* GIVEN INSTRUCTION *
Quote the whole listing verbatim.

-------- RECORDS TO PROCESS --------

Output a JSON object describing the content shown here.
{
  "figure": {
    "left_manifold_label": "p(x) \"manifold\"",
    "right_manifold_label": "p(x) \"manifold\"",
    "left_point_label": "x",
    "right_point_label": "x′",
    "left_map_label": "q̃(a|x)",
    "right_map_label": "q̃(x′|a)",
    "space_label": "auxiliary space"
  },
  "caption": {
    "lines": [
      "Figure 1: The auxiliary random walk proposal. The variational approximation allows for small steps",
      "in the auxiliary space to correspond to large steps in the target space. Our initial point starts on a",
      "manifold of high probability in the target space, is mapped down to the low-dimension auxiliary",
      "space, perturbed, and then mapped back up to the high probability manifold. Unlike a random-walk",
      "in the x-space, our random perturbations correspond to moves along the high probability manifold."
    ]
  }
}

--------

* SOLUTION TO THIS EXERCISE *
Output a JSON object describing the content shown here.
{
  "figure": {
    "left_manifold_label": "p(x) \"manifold\"",
    "right_manifold_label": "p(x) \"manifold\"",
    "left_point_label": "x",
    "right_point_label": "x′",
    "left_map_label": "q̃(a|x)",
    "right_map_label": "q̃(x′|a)",
    "space_label": "auxiliary space"
  },
  "caption": {
    "lines": [
      "Figure 1: The auxiliary random walk proposal. The variational approximation allows for small steps",
      "in the auxiliary space to correspond to large steps in the target space. Our initial point starts on a",
      "manifold of high probability in the target space, is mapped down to the low-dimension auxiliary",
      "space, perturbed, and then mapped back up to the high probability manifold. Unlike a random-walk",
      "in the x-space, our random perturbations correspond to moves along the high probability manifold."
    ]
  }
}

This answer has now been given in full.